» **WHAT TO WORK ON**
Pictures stay out of your copy, but everything else in the records below must be repeated exactly.

» **GIVEN RECORDS**
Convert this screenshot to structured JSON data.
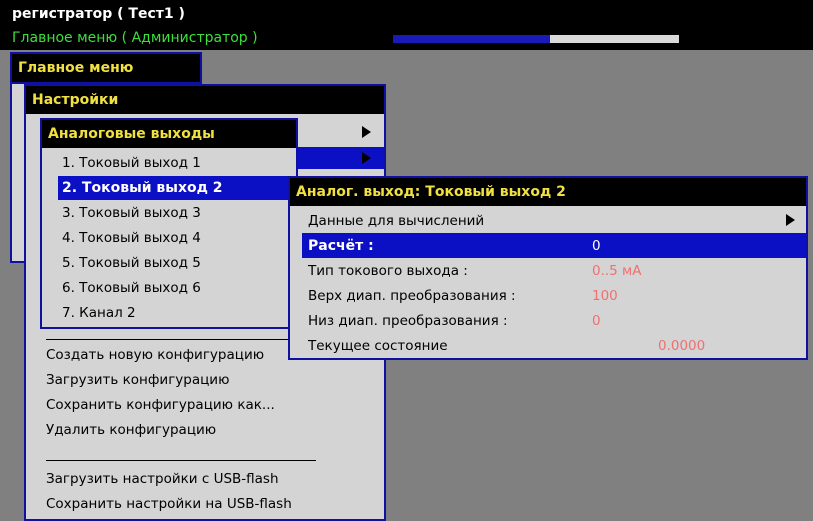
{
  "header": {
    "title": "регистратор ( Тест1 )",
    "subtitle": "Главное меню ( Администратор )",
    "progress": 0.55
  },
  "main_menu": {
    "title": "Главное меню"
  },
  "settings_menu": {
    "title": "Настройки",
    "items": [
      "Создать новую конфигурацию",
      "Загрузить конфигурацию",
      "Сохранить конфигурацию как...",
      "Удалить конфигурацию",
      "Загрузить настройки с USB-flash",
      "Сохранить настройки на USB-flash"
    ]
  },
  "analog_menu": {
    "title": "Аналоговые выходы",
    "items": [
      "1. Токовый выход 1",
      "2. Токовый выход 2",
      "3. Токовый выход 3",
      "4. Токовый выход 4",
      "5. Токовый выход 5",
      "6. Токовый выход 6",
      "7. Канал 2"
    ],
    "selected_index": 1
  },
  "output_dialog": {
    "title": "Аналог. выход: Токовый выход 2",
    "rows": [
      {
        "label": "Данные для вычислений",
        "value": ""
      },
      {
        "label": "Расчёт :",
        "value": "0"
      },
      {
        "label": "Тип токового выхода :",
        "value": "0..5 мА"
      },
      {
        "label": "Верх диап. преобразования :",
        "value": "100"
      },
      {
        "label": "Низ диап. преобразования :",
        "value": "0"
      },
      {
        "label": "Текущее состояние",
        "value": "0.0000"
      }
    ]
  },
  "colors": {
    "background": "#808080",
    "selection": "#0c10c4",
    "title_text": "#f0e040",
    "value_text": "#f07070",
    "subtitle_text": "#3be03b"
  }
}
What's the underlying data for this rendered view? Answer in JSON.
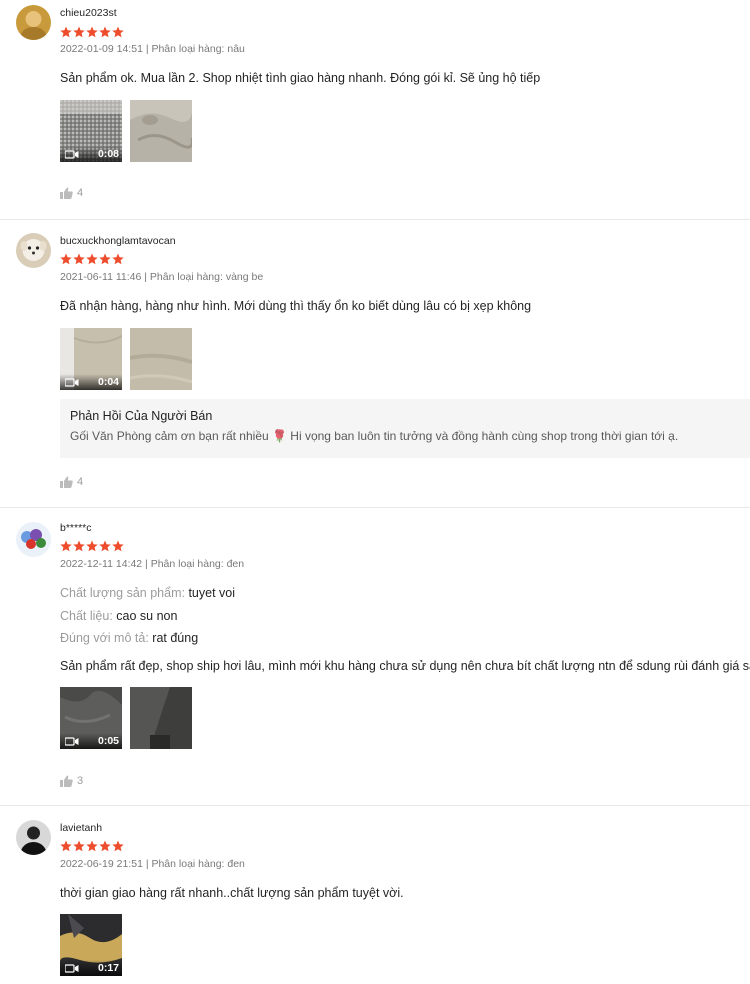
{
  "colors": {
    "star": "#ee4d2d",
    "bg_reply": "#f5f5f5"
  },
  "reviews": [
    {
      "username": "chieu2023st",
      "rating": 5,
      "date": "2022-01-09 14:51",
      "variation_label": "Phân loại hàng: nâu",
      "text": "Sản phẩm ok. Mua lần 2. Shop nhiệt tình giao hàng nhanh. Đóng gói kỉ. Sẽ ủng hộ tiếp",
      "media": [
        {
          "type": "video",
          "duration": "0:08"
        },
        {
          "type": "image"
        }
      ],
      "likes": "4"
    },
    {
      "username": "bucxuckhonglamtavocan",
      "rating": 5,
      "date": "2021-06-11 11:46",
      "variation_label": "Phân loại hàng: vàng be",
      "text": "Đã nhận hàng, hàng như hình. Mới dùng thì thấy ổn ko biết dùng lâu có bị xẹp không",
      "media": [
        {
          "type": "video",
          "duration": "0:04"
        },
        {
          "type": "image"
        }
      ],
      "seller_reply": {
        "title": "Phản Hồi Của Người Bán",
        "body": "Gối Văn Phòng cảm ơn bạn rất nhiều 🌹 Hi vọng ban luôn tin tưởng và đồng hành cùng shop trong thời gian tới ạ."
      },
      "likes": "4"
    },
    {
      "username": "b*****c",
      "rating": 5,
      "date": "2022-12-11 14:42",
      "variation_label": "Phân loại hàng: đen",
      "attributes": [
        {
          "key": "Chất lượng sản phẩm:",
          "value": "tuyet voi"
        },
        {
          "key": "Chất liệu:",
          "value": "cao su non"
        },
        {
          "key": "Đúng với mô tả:",
          "value": "rat đúng"
        }
      ],
      "text": "Sản phẩm rất đẹp, shop ship hơi lâu, mình mới khu hàng chưa sử dụng nên chưa bít chất lượng ntn để sdung rùi đánh giá sau.",
      "media": [
        {
          "type": "video",
          "duration": "0:05"
        },
        {
          "type": "image"
        }
      ],
      "likes": "3"
    },
    {
      "username": "lavietanh",
      "rating": 5,
      "date": "2022-06-19 21:51",
      "variation_label": "Phân loại hàng: đen",
      "text": "thời gian giao hàng rất nhanh..chất lượng sản phẩm tuyệt vời.",
      "media": [
        {
          "type": "video",
          "duration": "0:17"
        }
      ]
    }
  ]
}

» **ANSWER TO THE EXERCISE**
Convert this screenshot to structured JSON data.
{
  "header": {
    "title": "регистратор ( Тест1 )",
    "subtitle": "Главное меню ( Администратор )",
    "progress": 0.55
  },
  "main_menu": {
    "title": "Главное меню"
  },
  "settings_menu": {
    "title": "Настройки",
    "items": [
      "Создать новую конфигурацию",
      "Загрузить конфигурацию",
      "Сохранить конфигурацию как...",
      "Удалить конфигурацию",
      "Загрузить настройки с USB-flash",
      "Сохранить настройки на USB-flash"
    ]
  },
  "analog_menu": {
    "title": "Аналоговые выходы",
    "items": [
      "1. Токовый выход 1",
      "2. Токовый выход 2",
      "3. Токовый выход 3",
      "4. Токовый выход 4",
      "5. Токовый выход 5",
      "6. Токовый выход 6",
      "7. Канал 2"
    ],
    "selected_index": 1
  },
  "output_dialog": {
    "title": "Аналог. выход: Токовый выход 2",
    "rows": [
      {
        "label": "Данные для вычислений",
        "value": ""
      },
      {
        "label": "Расчёт :",
        "value": "0"
      },
      {
        "label": "Тип токового выхода :",
        "value": "0..5 мА"
      },
      {
        "label": "Верх диап. преобразования :",
        "value": "100"
      },
      {
        "label": "Низ диап. преобразования :",
        "value": "0"
      },
      {
        "label": "Текущее состояние",
        "value": "0.0000"
      }
    ]
  },
  "colors": {
    "background": "#808080",
    "selection": "#0c10c4",
    "title_text": "#f0e040",
    "value_text": "#f07070",
    "subtitle_text": "#3be03b"
  }
}
What's the underlying data for this rendered view? Answer in JSON.
{
  "colors": {
    "star": "#ee4d2d",
    "bg_reply": "#f5f5f5"
  },
  "reviews": [
    {
      "username": "chieu2023st",
      "rating": 5,
      "date": "2022-01-09 14:51",
      "variation_label": "Phân loại hàng: nâu",
      "text": "Sản phẩm ok. Mua lần 2. Shop nhiệt tình giao hàng nhanh. Đóng gói kỉ. Sẽ ủng hộ tiếp",
      "media": [
        {
          "type": "video",
          "duration": "0:08"
        },
        {
          "type": "image"
        }
      ],
      "likes": "4"
    },
    {
      "username": "bucxuckhonglamtavocan",
      "rating": 5,
      "date": "2021-06-11 11:46",
      "variation_label": "Phân loại hàng: vàng be",
      "text": "Đã nhận hàng, hàng như hình. Mới dùng thì thấy ổn ko biết dùng lâu có bị xẹp không",
      "media": [
        {
          "type": "video",
          "duration": "0:04"
        },
        {
          "type": "image"
        }
      ],
      "seller_reply": {
        "title": "Phản Hồi Của Người Bán",
        "body": "Gối Văn Phòng cảm ơn bạn rất nhiều 🌹 Hi vọng ban luôn tin tưởng và đồng hành cùng shop trong thời gian tới ạ."
      },
      "likes": "4"
    },
    {
      "username": "b*****c",
      "rating": 5,
      "date": "2022-12-11 14:42",
      "variation_label": "Phân loại hàng: đen",
      "attributes": [
        {
          "key": "Chất lượng sản phẩm:",
          "value": "tuyet voi"
        },
        {
          "key": "Chất liệu:",
          "value": "cao su non"
        },
        {
          "key": "Đúng với mô tả:",
          "value": "rat đúng"
        }
      ],
      "text": "Sản phẩm rất đẹp, shop ship hơi lâu, mình mới khu hàng chưa sử dụng nên chưa bít chất lượng ntn để sdung rùi đánh giá sau.",
      "media": [
        {
          "type": "video",
          "duration": "0:05"
        },
        {
          "type": "image"
        }
      ],
      "likes": "3"
    },
    {
      "username": "lavietanh",
      "rating": 5,
      "date": "2022-06-19 21:51",
      "variation_label": "Phân loại hàng: đen",
      "text": "thời gian giao hàng rất nhanh..chất lượng sản phẩm tuyệt vời.",
      "media": [
        {
          "type": "video",
          "duration": "0:17"
        }
      ]
    }
  ]
}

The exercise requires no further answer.